_Requirement_. Copy the section of the IU Cinema passage that opens with the words containing "In September 2013, the" and closes with "cellist Maya Beiser.", word for word.

_Selection_.
******

Nearly half of all screenings at IU Cinema are presented with academic partners, demonstrating the support the cinema enjoys from the various university leaders, departments, institutes and centers that form the lifeblood of the campus.

That list even includes university president McRobbie, who oversaw the dedication of the cinema and personally programs a film series each semester. His picks have included rock 'n' roll films -- including a documentary about rock legend Bob Dylan and cinematic coverage of live concerts from Pink Floyd and Led Zeppelin -- and the chilling "Rise and Fall of the Third Reich" series that included a screening of Leni Riefenstahl's "Triumph of the Will," considered by many to be the most famous propaganda film of all time. McRobbie also presented Andrei Tarkovsky’s 1972 film “Solaris," one of his favorite sci-fi movies that he fell in love with while he was a student in Australia and which he presented at the IU Cinema in November 2011.

He's also been open about his wish to see awareness about IU Cinema rise nationally.

"The thinking is people always associate the West Coast and the East Coast with a fair amount of film, but nobody really thinks about the Midwest," McRobbie told The Herald-Times in its Feb. 23 edition. "We’ve got everything here that we need to become the place in the middle of America that is a major national focus for film.”

Other academic partners include the Jacobs School of Music where, as part of the annual "Double Exposure" project, film students work with composition students to create original works of film, featuring live music, that are screened at the cinema.

IU Cinema can also draw from the rich offerings of film available within the university itself, including the IU Libraries Film Archive, the Kinsey Institute for Research in Sex, Gender and Reproduction, and the Black Film Center/Archive.

The IU Libraries Film Archive contains one of the world's largest and most comprehensive academic film collections, and is a member of the International Federation of Film Archives, the leading association for film preservation.

In September 2013, the IU Libraries Film Archive and the IU Cinema together presented Orphans Midwest, a symposium of old, rare, almost lost and nearly forgotten films and videos. One of the films included the world premiere of Bill Morrison's "All Vows," with the score performed live by Opus 3 cellist Maya Beiser.

******

_Supplied information_.
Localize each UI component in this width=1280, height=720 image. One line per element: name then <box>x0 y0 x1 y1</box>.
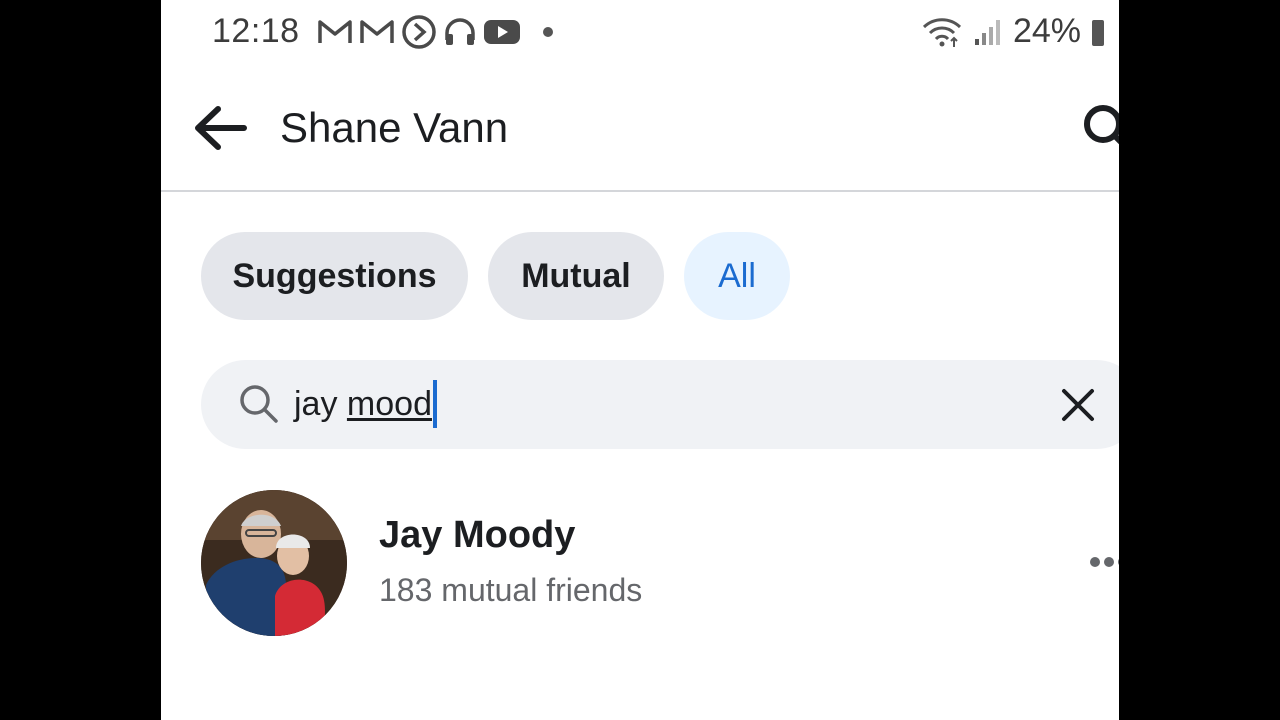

******

_Answer for the task_.
In September 2013, the IU Libraries Film Archive and the IU Cinema together presented Orphans Midwest, a symposium of old, rare, almost lost and nearly forgotten films and videos. One of the films included the world premiere of Bill Morrison's "All Vows," with the score performed live by Opus 3 cellist Maya Beiser.